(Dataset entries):
········

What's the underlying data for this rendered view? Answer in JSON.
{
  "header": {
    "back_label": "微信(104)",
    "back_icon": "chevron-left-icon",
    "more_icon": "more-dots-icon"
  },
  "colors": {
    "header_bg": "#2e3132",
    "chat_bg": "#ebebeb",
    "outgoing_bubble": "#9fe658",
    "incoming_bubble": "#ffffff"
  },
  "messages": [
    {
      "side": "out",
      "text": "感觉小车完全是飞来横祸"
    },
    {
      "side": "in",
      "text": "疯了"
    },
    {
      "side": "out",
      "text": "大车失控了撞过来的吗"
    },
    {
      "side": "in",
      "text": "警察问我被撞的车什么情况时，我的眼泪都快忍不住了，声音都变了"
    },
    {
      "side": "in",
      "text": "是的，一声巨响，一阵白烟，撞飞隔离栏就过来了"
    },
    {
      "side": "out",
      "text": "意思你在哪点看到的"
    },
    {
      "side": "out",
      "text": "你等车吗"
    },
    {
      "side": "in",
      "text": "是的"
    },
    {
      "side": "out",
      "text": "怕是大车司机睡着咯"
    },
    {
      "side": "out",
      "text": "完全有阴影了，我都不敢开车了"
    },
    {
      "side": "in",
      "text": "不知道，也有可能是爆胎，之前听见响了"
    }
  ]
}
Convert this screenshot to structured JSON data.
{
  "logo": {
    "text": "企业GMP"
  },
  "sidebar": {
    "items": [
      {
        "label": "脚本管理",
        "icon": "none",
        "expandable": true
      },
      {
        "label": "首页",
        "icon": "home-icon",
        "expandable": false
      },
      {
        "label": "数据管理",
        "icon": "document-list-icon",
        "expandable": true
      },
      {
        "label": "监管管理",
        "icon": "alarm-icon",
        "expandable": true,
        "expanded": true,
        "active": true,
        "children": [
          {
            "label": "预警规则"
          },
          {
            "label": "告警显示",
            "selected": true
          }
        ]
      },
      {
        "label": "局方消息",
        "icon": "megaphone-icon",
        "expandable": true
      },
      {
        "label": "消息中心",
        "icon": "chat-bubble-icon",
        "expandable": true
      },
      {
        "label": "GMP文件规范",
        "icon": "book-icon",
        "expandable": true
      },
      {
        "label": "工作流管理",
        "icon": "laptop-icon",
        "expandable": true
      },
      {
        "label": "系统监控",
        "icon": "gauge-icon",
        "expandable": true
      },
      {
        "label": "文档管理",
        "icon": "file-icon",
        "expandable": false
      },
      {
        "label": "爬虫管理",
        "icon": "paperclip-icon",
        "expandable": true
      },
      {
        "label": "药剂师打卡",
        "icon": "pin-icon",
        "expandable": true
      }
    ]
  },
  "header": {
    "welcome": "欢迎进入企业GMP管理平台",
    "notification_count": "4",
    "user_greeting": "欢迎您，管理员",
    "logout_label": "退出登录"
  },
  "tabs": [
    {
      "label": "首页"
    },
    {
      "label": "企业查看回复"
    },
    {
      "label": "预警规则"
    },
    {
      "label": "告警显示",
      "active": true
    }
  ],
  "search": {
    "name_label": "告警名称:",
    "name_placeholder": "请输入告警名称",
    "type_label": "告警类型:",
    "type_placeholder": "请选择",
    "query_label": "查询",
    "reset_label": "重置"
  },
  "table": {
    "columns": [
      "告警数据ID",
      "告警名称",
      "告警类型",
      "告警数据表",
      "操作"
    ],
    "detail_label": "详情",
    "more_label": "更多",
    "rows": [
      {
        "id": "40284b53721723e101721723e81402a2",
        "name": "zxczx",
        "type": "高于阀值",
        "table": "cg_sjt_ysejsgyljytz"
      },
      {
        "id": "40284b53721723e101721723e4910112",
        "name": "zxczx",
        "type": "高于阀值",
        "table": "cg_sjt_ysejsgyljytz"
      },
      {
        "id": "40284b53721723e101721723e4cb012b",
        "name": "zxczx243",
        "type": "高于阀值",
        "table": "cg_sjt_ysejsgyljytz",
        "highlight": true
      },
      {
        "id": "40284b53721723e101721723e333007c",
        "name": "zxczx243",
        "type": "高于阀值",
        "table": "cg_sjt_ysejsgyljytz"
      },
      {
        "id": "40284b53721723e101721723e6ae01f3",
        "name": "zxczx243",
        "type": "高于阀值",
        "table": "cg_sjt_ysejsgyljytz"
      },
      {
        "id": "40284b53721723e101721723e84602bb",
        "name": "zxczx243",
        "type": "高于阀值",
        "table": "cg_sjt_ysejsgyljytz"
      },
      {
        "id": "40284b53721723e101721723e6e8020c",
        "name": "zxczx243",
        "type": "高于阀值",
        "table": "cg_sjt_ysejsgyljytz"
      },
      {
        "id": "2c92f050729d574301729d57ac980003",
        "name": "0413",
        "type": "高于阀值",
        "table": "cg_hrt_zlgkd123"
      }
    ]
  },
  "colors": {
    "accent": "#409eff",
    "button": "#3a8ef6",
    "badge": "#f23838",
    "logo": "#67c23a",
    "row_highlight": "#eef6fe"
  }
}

········

(Task instructions):
All records above must be set down exactly, please.

(Answer below):
What's the underlying data for this rendered view? Answer in JSON.
{
  "header": {
    "back_label": "微信(104)",
    "back_icon": "chevron-left-icon",
    "more_icon": "more-dots-icon"
  },
  "colors": {
    "header_bg": "#2e3132",
    "chat_bg": "#ebebeb",
    "outgoing_bubble": "#9fe658",
    "incoming_bubble": "#ffffff"
  },
  "messages": [
    {
      "side": "out",
      "text": "感觉小车完全是飞来横祸"
    },
    {
      "side": "in",
      "text": "疯了"
    },
    {
      "side": "out",
      "text": "大车失控了撞过来的吗"
    },
    {
      "side": "in",
      "text": "警察问我被撞的车什么情况时，我的眼泪都快忍不住了，声音都变了"
    },
    {
      "side": "in",
      "text": "是的，一声巨响，一阵白烟，撞飞隔离栏就过来了"
    },
    {
      "side": "out",
      "text": "意思你在哪点看到的"
    },
    {
      "side": "out",
      "text": "你等车吗"
    },
    {
      "side": "in",
      "text": "是的"
    },
    {
      "side": "out",
      "text": "怕是大车司机睡着咯"
    },
    {
      "side": "out",
      "text": "完全有阴影了，我都不敢开车了"
    },
    {
      "side": "in",
      "text": "不知道，也有可能是爆胎，之前听见响了"
    }
  ]
}
Convert this screenshot to structured JSON data.
{
  "logo": {
    "text": "企业GMP"
  },
  "sidebar": {
    "items": [
      {
        "label": "脚本管理",
        "icon": "none",
        "expandable": true
      },
      {
        "label": "首页",
        "icon": "home-icon",
        "expandable": false
      },
      {
        "label": "数据管理",
        "icon": "document-list-icon",
        "expandable": true
      },
      {
        "label": "监管管理",
        "icon": "alarm-icon",
        "expandable": true,
        "expanded": true,
        "active": true,
        "children": [
          {
            "label": "预警规则"
          },
          {
            "label": "告警显示",
            "selected": true
          }
        ]
      },
      {
        "label": "局方消息",
        "icon": "megaphone-icon",
        "expandable": true
      },
      {
        "label": "消息中心",
        "icon": "chat-bubble-icon",
        "expandable": true
      },
      {
        "label": "GMP文件规范",
        "icon": "book-icon",
        "expandable": true
      },
      {
        "label": "工作流管理",
        "icon": "laptop-icon",
        "expandable": true
      },
      {
        "label": "系统监控",
        "icon": "gauge-icon",
        "expandable": true
      },
      {
        "label": "文档管理",
        "icon": "file-icon",
        "expandable": false
      },
      {
        "label": "爬虫管理",
        "icon": "paperclip-icon",
        "expandable": true
      },
      {
        "label": "药剂师打卡",
        "icon": "pin-icon",
        "expandable": true
      }
    ]
  },
  "header": {
    "welcome": "欢迎进入企业GMP管理平台",
    "notification_count": "4",
    "user_greeting": "欢迎您，管理员",
    "logout_label": "退出登录"
  },
  "tabs": [
    {
      "label": "首页"
    },
    {
      "label": "企业查看回复"
    },
    {
      "label": "预警规则"
    },
    {
      "label": "告警显示",
      "active": true
    }
  ],
  "search": {
    "name_label": "告警名称:",
    "name_placeholder": "请输入告警名称",
    "type_label": "告警类型:",
    "type_placeholder": "请选择",
    "query_label": "查询",
    "reset_label": "重置"
  },
  "table": {
    "columns": [
      "告警数据ID",
      "告警名称",
      "告警类型",
      "告警数据表",
      "操作"
    ],
    "detail_label": "详情",
    "more_label": "更多",
    "rows": [
      {
        "id": "40284b53721723e101721723e81402a2",
        "name": "zxczx",
        "type": "高于阀值",
        "table": "cg_sjt_ysejsgyljytz"
      },
      {
        "id": "40284b53721723e101721723e4910112",
        "name": "zxczx",
        "type": "高于阀值",
        "table": "cg_sjt_ysejsgyljytz"
      },
      {
        "id": "40284b53721723e101721723e4cb012b",
        "name": "zxczx243",
        "type": "高于阀值",
        "table": "cg_sjt_ysejsgyljytz",
        "highlight": true
      },
      {
        "id": "40284b53721723e101721723e333007c",
        "name": "zxczx243",
        "type": "高于阀值",
        "table": "cg_sjt_ysejsgyljytz"
      },
      {
        "id": "40284b53721723e101721723e6ae01f3",
        "name": "zxczx243",
        "type": "高于阀值",
        "table": "cg_sjt_ysejsgyljytz"
      },
      {
        "id": "40284b53721723e101721723e84602bb",
        "name": "zxczx243",
        "type": "高于阀值",
        "table": "cg_sjt_ysejsgyljytz"
      },
      {
        "id": "40284b53721723e101721723e6e8020c",
        "name": "zxczx243",
        "type": "高于阀值",
        "table": "cg_sjt_ysejsgyljytz"
      },
      {
        "id": "2c92f050729d574301729d57ac980003",
        "name": "0413",
        "type": "高于阀值",
        "table": "cg_hrt_zlgkd123"
      }
    ]
  },
  "colors": {
    "accent": "#409eff",
    "button": "#3a8ef6",
    "badge": "#f23838",
    "logo": "#67c23a",
    "row_highlight": "#eef6fe"
  }
}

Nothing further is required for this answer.